Dataset items:

--------------------

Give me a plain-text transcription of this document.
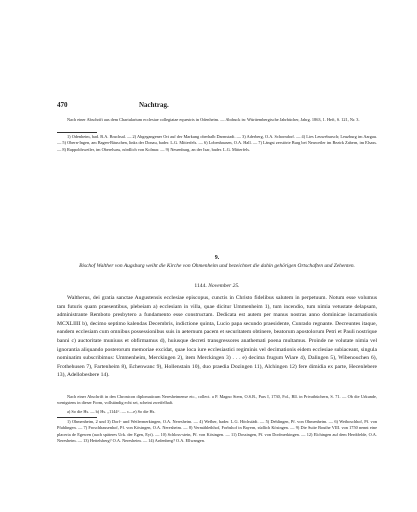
470	Nachtrag.

Nach einer Abschrift aus dem Chartularium ecclesiae collegiatae equestris in Odenheim. — Abdruck in: Württembergische Jahrbücher, Jahrg. 1863, 1. Heft, S. 121, Nr. 3.

1) Odenheim, bad. B.A. Bruchsal. — 2) Abgegangener Ort auf der Markung oberhalb Darmstadt. — 3) Aderberg, O.A. Schorndorf. — 4) Lies Leuwebursch; Leuzburg im Aargau. — 5) Obern-Ingen, am Bagen-Bäuschen, links der Donau, bader. L.G. Mitterfels. — 6) Lobenhausen, O.A. Hall. — 7) Längst zerstörte Burg bei Neuweiler im Bezirk Zabern, im Elsass. — 8) Rappoldsweiler, im Oberelsass, nördlich von Kolmar. — 9) Neuenburg, an der Isar, bader. L.G. Mitterfels.

9.
Bischof Walther von Augsburg weiht die Kirche von Ohmenheim und bezeichnet die dahin gehörigen Ortschaften und Zehenten.
1144. November 25.

Waltherus, dei gratia sanctae Augustensis ecclesiae episcopus, cunctis in Christo fidelibus salutem in perpetuum. Notum esse volumus tam futuris quam praesentibus, plebeiam a) ecclesiam in villa, quae dicitur Ummenheim 1), tum incendio, tum nimia vetustate delapsam, administrante Remboto presbytero a fundamento esse constructam. Dedicata est autem per manus nostras anno dominicae incarnationis MCXLIIII b), decimo septimo kalendas Decembris, indictione quinta, Lucio papa secundo praesidente, Cunrado regnante. Decreuntes itaque, eandem ecclesiam cum omnibus possessionibus suis in aeternum pacem et securitatem obtinere, beatorum apostolorum Petri et Pauli nostrique banni c) auctoritate muniuus et obfirmamus d), huiusque decreti transgressores anathemati poena multamus. Proinde ne volutate nimia vel ignorantia aliquando posterorum memoriae excidat, quae loca iure ecclesiastici regiminis vel decimationis eidem ecclesiae subiaceant, singula nominatim subscribimus: Ummenheim, Merckingen 2), item Merckingen 3) . . . e) decima frugum Wiare 4), Dalingen 5), Wibenouchen 6), Frothehusen 7), Fartenheim 8), Echenwanc 9), Hollenstain 10), duo praedia Dozingen 11), Alchingen 12) fere dimidia ex parte, Hecenlebere 13), Adellobesbere 14).

Nach einer Abschrift in den Chronicon diplomaticum Neresheimense etc., collect. a P. Magno Stern, O.S.B., Pars I, 1730, Fol., Bll. in Privatbüchern, S. 71. — Ob die Urkunde, wenigstens in dieser Form, vollständig echt sei, scheint zweifelhaft.

a) So die Hs. — b) Hs. „1144“. — c—e) So die Hs.

1) Ohmenheim, 2 und 3) Dorf- und Weilermerkingen, O.A. Neresheim. — 4) Wefher, bader. L.G. Höchstädt. — 5) Dehlingen, Pf. von Ohmenheim. — 6) Weiboschhof, Pf. von Pfahlingen. — 7) Froschhausenhof, Pf. von Kösingen, O.A. Neresheim. — 8) Vermählethhof, Forbshof in Bayern, südlich Kösingen. — 9) Die Suite Bouthe VIII. von 1750 nennt eine placeria de Egewen (auch späteres Urk. der Egen, Eyt). — 10) Schloss-stein, Pf. von Kösingen. — 11) Dossingen, Pf. von Dorfmerkingen. — 12) Elchingen auf dem Herdtfelde, O.A. Neresheim. — 13) Hettelsberg? O.A. Neresheim. — 14) Ardenberg? O.A. Ellwangen.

--------------------

What is asked:
Repeat the listing in full and exactly. Do not include any images.

Response to this exercise:
Give me a plain-text transcription of this document.
470	Nachtrag.

Nach einer Abschrift aus dem Chartularium ecclesiae collegiatae equestris in Odenheim. — Abdruck in: Württembergische Jahrbücher, Jahrg. 1863, 1. Heft, S. 121, Nr. 3.

1) Odenheim, bad. B.A. Bruchsal. — 2) Abgegangener Ort auf der Markung oberhalb Darmstadt. — 3) Aderberg, O.A. Schorndorf. — 4) Lies Leuwebursch; Leuzburg im Aargau. — 5) Obern-Ingen, am Bagen-Bäuschen, links der Donau, bader. L.G. Mitterfels. — 6) Lobenhausen, O.A. Hall. — 7) Längst zerstörte Burg bei Neuweiler im Bezirk Zabern, im Elsass. — 8) Rappoldsweiler, im Oberelsass, nördlich von Kolmar. — 9) Neuenburg, an der Isar, bader. L.G. Mitterfels.

9.
Bischof Walther von Augsburg weiht die Kirche von Ohmenheim und bezeichnet die dahin gehörigen Ortschaften und Zehenten.
1144. November 25.

Waltherus, dei gratia sanctae Augustensis ecclesiae episcopus, cunctis in Christo fidelibus salutem in perpetuum. Notum esse volumus tam futuris quam praesentibus, plebeiam a) ecclesiam in villa, quae dicitur Ummenheim 1), tum incendio, tum nimia vetustate delapsam, administrante Remboto presbytero a fundamento esse constructam. Dedicata est autem per manus nostras anno dominicae incarnationis MCXLIIII b), decimo septimo kalendas Decembris, indictione quinta, Lucio papa secundo praesidente, Cunrado regnante. Decreuntes itaque, eandem ecclesiam cum omnibus possessionibus suis in aeternum pacem et securitatem obtinere, beatorum apostolorum Petri et Pauli nostrique banni c) auctoritate muniuus et obfirmamus d), huiusque decreti transgressores anathemati poena multamus. Proinde ne volutate nimia vel ignorantia aliquando posterorum memoriae excidat, quae loca iure ecclesiastici regiminis vel decimationis eidem ecclesiae subiaceant, singula nominatim subscribimus: Ummenheim, Merckingen 2), item Merckingen 3) . . . e) decima frugum Wiare 4), Dalingen 5), Wibenouchen 6), Frothehusen 7), Fartenheim 8), Echenwanc 9), Hollenstain 10), duo praedia Dozingen 11), Alchingen 12) fere dimidia ex parte, Hecenlebere 13), Adellobesbere 14).

Nach einer Abschrift in den Chronicon diplomaticum Neresheimense etc., collect. a P. Magno Stern, O.S.B., Pars I, 1730, Fol., Bll. in Privatbüchern, S. 71. — Ob die Urkunde, wenigstens in dieser Form, vollständig echt sei, scheint zweifelhaft.

a) So die Hs. — b) Hs. „1144“. — c—e) So die Hs.

1) Ohmenheim, 2 und 3) Dorf- und Weilermerkingen, O.A. Neresheim. — 4) Wefher, bader. L.G. Höchstädt. — 5) Dehlingen, Pf. von Ohmenheim. — 6) Weiboschhof, Pf. von Pfahlingen. — 7) Froschhausenhof, Pf. von Kösingen, O.A. Neresheim. — 8) Vermählethhof, Forbshof in Bayern, südlich Kösingen. — 9) Die Suite Bouthe VIII. von 1750 nennt eine placeria de Egewen (auch späteres Urk. der Egen, Eyt). — 10) Schloss-stein, Pf. von Kösingen. — 11) Dossingen, Pf. von Dorfmerkingen. — 12) Elchingen auf dem Herdtfelde, O.A. Neresheim. — 13) Hettelsberg? O.A. Neresheim. — 14) Ardenberg? O.A. Ellwangen.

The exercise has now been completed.